* [Required work]
Retype all of the data exactly as given.

(Dataset entries)
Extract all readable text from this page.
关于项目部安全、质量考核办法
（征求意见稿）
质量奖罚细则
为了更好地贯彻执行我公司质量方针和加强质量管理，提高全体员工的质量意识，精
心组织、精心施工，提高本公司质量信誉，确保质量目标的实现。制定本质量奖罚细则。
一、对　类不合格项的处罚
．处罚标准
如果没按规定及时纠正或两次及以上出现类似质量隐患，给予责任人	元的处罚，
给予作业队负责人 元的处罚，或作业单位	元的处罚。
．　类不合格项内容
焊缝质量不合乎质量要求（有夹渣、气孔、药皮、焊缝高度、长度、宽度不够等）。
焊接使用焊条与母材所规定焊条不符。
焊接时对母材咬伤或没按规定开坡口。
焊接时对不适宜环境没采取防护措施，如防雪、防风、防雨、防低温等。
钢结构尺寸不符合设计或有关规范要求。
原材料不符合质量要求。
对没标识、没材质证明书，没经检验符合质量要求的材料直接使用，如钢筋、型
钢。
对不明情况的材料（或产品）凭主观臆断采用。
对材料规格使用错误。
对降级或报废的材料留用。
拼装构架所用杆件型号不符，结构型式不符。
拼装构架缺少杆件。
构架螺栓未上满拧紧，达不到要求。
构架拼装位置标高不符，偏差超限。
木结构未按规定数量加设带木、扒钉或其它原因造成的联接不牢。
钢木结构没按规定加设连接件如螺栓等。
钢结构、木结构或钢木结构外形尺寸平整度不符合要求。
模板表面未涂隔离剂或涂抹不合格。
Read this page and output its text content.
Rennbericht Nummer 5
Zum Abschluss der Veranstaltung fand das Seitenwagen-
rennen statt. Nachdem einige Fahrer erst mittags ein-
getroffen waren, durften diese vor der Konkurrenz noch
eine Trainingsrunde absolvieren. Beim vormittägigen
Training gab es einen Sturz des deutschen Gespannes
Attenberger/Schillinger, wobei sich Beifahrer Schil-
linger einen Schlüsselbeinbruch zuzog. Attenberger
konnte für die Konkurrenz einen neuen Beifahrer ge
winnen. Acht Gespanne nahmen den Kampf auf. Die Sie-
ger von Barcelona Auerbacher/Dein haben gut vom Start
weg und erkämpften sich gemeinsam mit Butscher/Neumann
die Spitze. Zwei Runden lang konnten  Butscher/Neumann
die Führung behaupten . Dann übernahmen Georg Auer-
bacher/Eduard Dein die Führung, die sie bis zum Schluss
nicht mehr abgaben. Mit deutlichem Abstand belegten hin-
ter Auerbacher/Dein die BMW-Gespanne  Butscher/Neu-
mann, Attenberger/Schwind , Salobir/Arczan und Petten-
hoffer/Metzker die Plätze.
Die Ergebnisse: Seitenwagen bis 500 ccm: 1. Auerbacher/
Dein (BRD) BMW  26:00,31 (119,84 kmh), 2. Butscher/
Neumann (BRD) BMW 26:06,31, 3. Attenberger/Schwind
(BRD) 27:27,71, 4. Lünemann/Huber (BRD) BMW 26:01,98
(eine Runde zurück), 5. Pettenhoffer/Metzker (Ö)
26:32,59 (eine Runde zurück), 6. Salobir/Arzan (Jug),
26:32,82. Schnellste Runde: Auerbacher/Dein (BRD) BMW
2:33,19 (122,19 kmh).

* [Full solution]
Extract all readable text from this page.
关于项目部安全、质量考核办法
（征求意见稿）
质量奖罚细则
为了更好地贯彻执行我公司质量方针和加强质量管理，提高全体员工的质量意识，精
心组织、精心施工，提高本公司质量信誉，确保质量目标的实现。制定本质量奖罚细则。
一、对　类不合格项的处罚
．处罚标准
如果没按规定及时纠正或两次及以上出现类似质量隐患，给予责任人	元的处罚，
给予作业队负责人 元的处罚，或作业单位	元的处罚。
．　类不合格项内容
焊缝质量不合乎质量要求（有夹渣、气孔、药皮、焊缝高度、长度、宽度不够等）。
焊接使用焊条与母材所规定焊条不符。
焊接时对母材咬伤或没按规定开坡口。
焊接时对不适宜环境没采取防护措施，如防雪、防风、防雨、防低温等。
钢结构尺寸不符合设计或有关规范要求。
原材料不符合质量要求。
对没标识、没材质证明书，没经检验符合质量要求的材料直接使用，如钢筋、型
钢。
对不明情况的材料（或产品）凭主观臆断采用。
对材料规格使用错误。
对降级或报废的材料留用。
拼装构架所用杆件型号不符，结构型式不符。
拼装构架缺少杆件。
构架螺栓未上满拧紧，达不到要求。
构架拼装位置标高不符，偏差超限。
木结构未按规定数量加设带木、扒钉或其它原因造成的联接不牢。
钢木结构没按规定加设连接件如螺栓等。
钢结构、木结构或钢木结构外形尺寸平整度不符合要求。
模板表面未涂隔离剂或涂抹不合格。
Read this page and output its text content.
Rennbericht Nummer 5
Zum Abschluss der Veranstaltung fand das Seitenwagen-
rennen statt. Nachdem einige Fahrer erst mittags ein-
getroffen waren, durften diese vor der Konkurrenz noch
eine Trainingsrunde absolvieren. Beim vormittägigen
Training gab es einen Sturz des deutschen Gespannes
Attenberger/Schillinger, wobei sich Beifahrer Schil-
linger einen Schlüsselbeinbruch zuzog. Attenberger
konnte für die Konkurrenz einen neuen Beifahrer ge
winnen. Acht Gespanne nahmen den Kampf auf. Die Sie-
ger von Barcelona Auerbacher/Dein haben gut vom Start
weg und erkämpften sich gemeinsam mit Butscher/Neumann
die Spitze. Zwei Runden lang konnten  Butscher/Neumann
die Führung behaupten . Dann übernahmen Georg Auer-
bacher/Eduard Dein die Führung, die sie bis zum Schluss
nicht mehr abgaben. Mit deutlichem Abstand belegten hin-
ter Auerbacher/Dein die BMW-Gespanne  Butscher/Neu-
mann, Attenberger/Schwind , Salobir/Arczan und Petten-
hoffer/Metzker die Plätze.
Die Ergebnisse: Seitenwagen bis 500 ccm: 1. Auerbacher/
Dein (BRD) BMW  26:00,31 (119,84 kmh), 2. Butscher/
Neumann (BRD) BMW 26:06,31, 3. Attenberger/Schwind
(BRD) 27:27,71, 4. Lünemann/Huber (BRD) BMW 26:01,98
(eine Runde zurück), 5. Pettenhoffer/Metzker (Ö)
26:32,59 (eine Runde zurück), 6. Salobir/Arzan (Jug),
26:32,82. Schnellste Runde: Auerbacher/Dein (BRD) BMW
2:33,19 (122,19 kmh).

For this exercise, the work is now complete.